WRITTEN TASK - Please gather each line below that contains the string "title" and copy those lines out.

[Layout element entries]
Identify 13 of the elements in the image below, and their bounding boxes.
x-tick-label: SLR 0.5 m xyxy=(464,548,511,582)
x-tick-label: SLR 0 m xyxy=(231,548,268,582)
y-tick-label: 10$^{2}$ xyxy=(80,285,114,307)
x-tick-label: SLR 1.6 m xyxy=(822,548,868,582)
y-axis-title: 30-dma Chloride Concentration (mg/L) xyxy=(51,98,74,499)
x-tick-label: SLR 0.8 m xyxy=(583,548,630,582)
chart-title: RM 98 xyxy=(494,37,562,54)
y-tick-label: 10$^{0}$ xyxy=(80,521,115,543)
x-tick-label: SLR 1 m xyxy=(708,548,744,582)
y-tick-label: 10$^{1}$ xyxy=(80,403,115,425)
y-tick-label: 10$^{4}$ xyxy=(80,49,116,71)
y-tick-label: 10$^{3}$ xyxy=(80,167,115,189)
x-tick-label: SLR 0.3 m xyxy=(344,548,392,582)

TASK SOLUTION -
y-axis-title: 30-dma Chloride Concentration (mg/L) xyxy=(51,98,74,499)
chart-title: RM 98 xyxy=(494,37,562,54)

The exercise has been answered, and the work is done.